DO THIS: Review the material line by line. Identify and copy every line that contains the string "Решение".

MATERIAL FOR THIS EXERCISE:
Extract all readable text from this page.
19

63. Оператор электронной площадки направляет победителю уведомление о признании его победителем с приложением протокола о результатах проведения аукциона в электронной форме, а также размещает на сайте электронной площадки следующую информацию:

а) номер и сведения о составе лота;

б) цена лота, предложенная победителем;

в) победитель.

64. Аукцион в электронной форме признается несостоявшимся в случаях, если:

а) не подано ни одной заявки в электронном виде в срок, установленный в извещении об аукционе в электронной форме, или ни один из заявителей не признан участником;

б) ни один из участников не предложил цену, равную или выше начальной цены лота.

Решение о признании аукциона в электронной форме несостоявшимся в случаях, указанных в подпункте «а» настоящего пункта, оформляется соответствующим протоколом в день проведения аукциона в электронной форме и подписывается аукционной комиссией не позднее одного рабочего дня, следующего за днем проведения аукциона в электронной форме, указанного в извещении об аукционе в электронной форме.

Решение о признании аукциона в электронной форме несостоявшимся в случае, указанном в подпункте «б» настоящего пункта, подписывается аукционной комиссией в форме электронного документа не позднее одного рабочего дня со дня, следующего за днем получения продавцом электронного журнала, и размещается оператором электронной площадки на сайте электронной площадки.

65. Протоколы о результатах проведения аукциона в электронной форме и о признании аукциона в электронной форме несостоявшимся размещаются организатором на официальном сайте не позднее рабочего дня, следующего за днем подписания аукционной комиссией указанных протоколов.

TASK SOLUTION:
Решение о признании аукциона в электронной форме несостоявшимся в случаях, указанных в подпункте «а» настоящего пункта, оформляется соответствующим протоколом в день проведения аукциона в электронной форме и подписывается аукционной комиссией не позднее одного рабочего дня, следующего за днем проведения аукциона в электронной форме, указанного в извещении об аукционе в электронной форме.
Решение о признании аукциона в электронной форме несостоявшимся в случае, указанном в подпункте «б» настоящего пункта, подписывается аукционной комиссией в форме электронного документа не позднее одного рабочего дня со дня, следующего за днем получения продавцом электронного журнала, и размещается оператором электронной площадки на сайте электронной площадки.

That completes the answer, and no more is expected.